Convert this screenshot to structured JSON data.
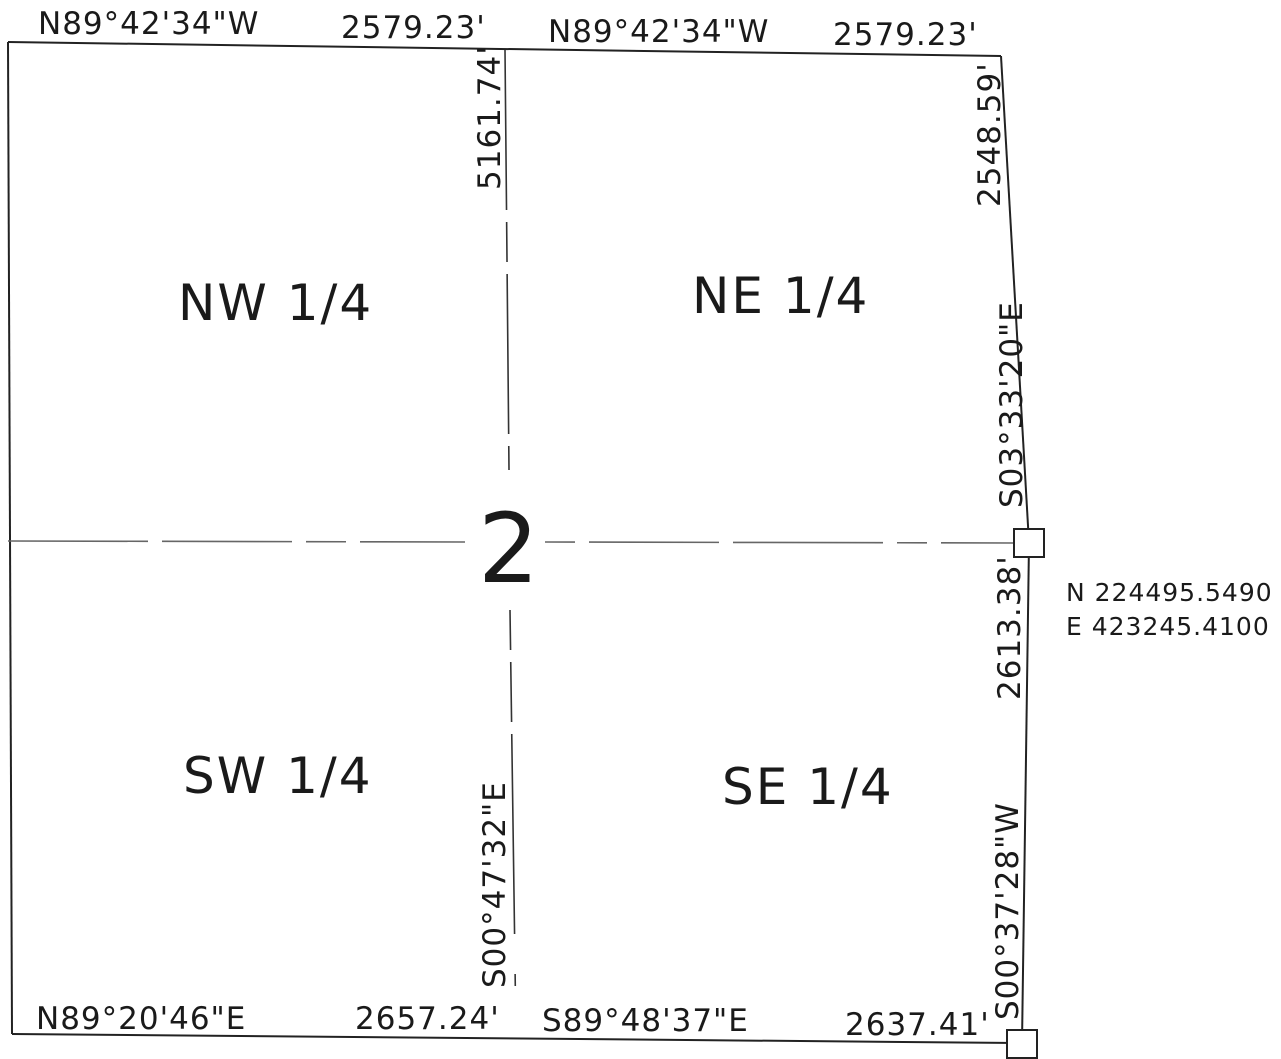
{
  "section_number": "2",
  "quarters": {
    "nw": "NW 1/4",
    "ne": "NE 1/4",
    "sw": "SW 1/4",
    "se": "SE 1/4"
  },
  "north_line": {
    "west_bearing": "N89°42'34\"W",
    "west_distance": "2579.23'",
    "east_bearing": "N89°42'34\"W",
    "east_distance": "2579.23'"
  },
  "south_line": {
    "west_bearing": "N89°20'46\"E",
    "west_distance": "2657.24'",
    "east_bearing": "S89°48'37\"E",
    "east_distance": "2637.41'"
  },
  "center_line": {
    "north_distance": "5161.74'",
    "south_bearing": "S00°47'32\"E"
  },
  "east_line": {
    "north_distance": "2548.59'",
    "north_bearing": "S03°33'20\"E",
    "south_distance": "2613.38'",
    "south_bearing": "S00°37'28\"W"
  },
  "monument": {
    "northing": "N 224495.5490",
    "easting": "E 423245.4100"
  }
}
______________________________
- _Work to do_:
Transcribe all entries above exactly. Drop the pictures.

- _Complete output_:
Convert this screenshot to structured JSON data.
{
  "section_number": "2",
  "quarters": {
    "nw": "NW 1/4",
    "ne": "NE 1/4",
    "sw": "SW 1/4",
    "se": "SE 1/4"
  },
  "north_line": {
    "west_bearing": "N89°42'34\"W",
    "west_distance": "2579.23'",
    "east_bearing": "N89°42'34\"W",
    "east_distance": "2579.23'"
  },
  "south_line": {
    "west_bearing": "N89°20'46\"E",
    "west_distance": "2657.24'",
    "east_bearing": "S89°48'37\"E",
    "east_distance": "2637.41'"
  },
  "center_line": {
    "north_distance": "5161.74'",
    "south_bearing": "S00°47'32\"E"
  },
  "east_line": {
    "north_distance": "2548.59'",
    "north_bearing": "S03°33'20\"E",
    "south_distance": "2613.38'",
    "south_bearing": "S00°37'28\"W"
  },
  "monument": {
    "northing": "N 224495.5490",
    "easting": "E 423245.4100"
  }
}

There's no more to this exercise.